Task brief — Locate the string "structured" throughout the material and copy every line in which it occurs.

Record list —

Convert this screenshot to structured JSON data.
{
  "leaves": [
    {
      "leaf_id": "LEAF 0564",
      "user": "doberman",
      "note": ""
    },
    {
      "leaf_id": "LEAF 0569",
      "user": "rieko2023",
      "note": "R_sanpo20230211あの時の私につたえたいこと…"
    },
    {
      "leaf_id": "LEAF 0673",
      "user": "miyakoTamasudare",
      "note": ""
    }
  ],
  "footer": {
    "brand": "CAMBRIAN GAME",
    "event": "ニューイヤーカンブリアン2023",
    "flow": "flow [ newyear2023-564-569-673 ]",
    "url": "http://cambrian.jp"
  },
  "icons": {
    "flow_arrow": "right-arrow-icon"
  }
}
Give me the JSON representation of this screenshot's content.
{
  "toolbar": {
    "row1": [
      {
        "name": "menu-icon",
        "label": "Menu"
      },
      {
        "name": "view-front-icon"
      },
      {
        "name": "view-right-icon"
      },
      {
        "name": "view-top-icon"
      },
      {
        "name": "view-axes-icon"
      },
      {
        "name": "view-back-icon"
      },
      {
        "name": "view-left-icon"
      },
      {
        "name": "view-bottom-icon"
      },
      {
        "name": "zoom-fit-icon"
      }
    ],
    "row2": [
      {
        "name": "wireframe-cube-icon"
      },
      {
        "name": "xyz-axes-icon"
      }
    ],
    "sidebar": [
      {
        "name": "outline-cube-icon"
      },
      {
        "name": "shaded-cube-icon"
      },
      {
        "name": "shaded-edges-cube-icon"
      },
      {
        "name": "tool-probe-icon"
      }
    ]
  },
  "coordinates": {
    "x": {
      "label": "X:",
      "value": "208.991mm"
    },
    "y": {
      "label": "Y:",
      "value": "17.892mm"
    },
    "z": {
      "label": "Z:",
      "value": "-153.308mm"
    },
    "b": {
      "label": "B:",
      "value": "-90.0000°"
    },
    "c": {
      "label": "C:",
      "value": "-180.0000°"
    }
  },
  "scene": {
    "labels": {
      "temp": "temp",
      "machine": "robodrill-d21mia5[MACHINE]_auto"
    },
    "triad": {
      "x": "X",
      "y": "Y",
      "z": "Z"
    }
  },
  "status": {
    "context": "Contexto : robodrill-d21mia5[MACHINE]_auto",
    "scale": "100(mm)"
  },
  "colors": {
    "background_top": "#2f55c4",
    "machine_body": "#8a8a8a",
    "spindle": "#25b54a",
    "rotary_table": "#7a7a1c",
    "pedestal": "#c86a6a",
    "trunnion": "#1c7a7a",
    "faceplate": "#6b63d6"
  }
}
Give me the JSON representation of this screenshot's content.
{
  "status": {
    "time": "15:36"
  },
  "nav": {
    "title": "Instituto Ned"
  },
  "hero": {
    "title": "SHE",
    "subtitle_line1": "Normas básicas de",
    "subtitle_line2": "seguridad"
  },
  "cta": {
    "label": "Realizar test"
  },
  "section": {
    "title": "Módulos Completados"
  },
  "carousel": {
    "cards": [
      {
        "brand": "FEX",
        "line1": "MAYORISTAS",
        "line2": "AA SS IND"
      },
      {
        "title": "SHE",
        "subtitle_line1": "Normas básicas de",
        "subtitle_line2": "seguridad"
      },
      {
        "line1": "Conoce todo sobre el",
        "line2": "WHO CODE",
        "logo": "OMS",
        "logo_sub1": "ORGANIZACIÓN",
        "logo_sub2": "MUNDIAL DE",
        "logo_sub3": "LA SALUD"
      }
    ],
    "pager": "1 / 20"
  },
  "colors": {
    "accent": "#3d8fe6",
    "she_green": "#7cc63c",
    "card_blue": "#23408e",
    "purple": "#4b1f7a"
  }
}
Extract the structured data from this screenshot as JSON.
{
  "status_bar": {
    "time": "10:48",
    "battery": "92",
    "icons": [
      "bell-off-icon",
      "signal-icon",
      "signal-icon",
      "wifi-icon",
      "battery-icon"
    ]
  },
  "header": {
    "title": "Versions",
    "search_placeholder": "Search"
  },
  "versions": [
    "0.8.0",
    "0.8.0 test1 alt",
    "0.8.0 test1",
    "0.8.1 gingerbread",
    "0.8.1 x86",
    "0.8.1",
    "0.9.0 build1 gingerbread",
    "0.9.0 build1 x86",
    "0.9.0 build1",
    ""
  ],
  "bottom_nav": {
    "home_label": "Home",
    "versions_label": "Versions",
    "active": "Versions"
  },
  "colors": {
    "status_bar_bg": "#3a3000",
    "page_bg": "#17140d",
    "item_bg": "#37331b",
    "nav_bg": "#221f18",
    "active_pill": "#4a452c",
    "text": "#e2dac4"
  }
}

Output of the exercise —
Convert this screenshot to structured JSON data.
Extract the structured data from this screenshot as JSON.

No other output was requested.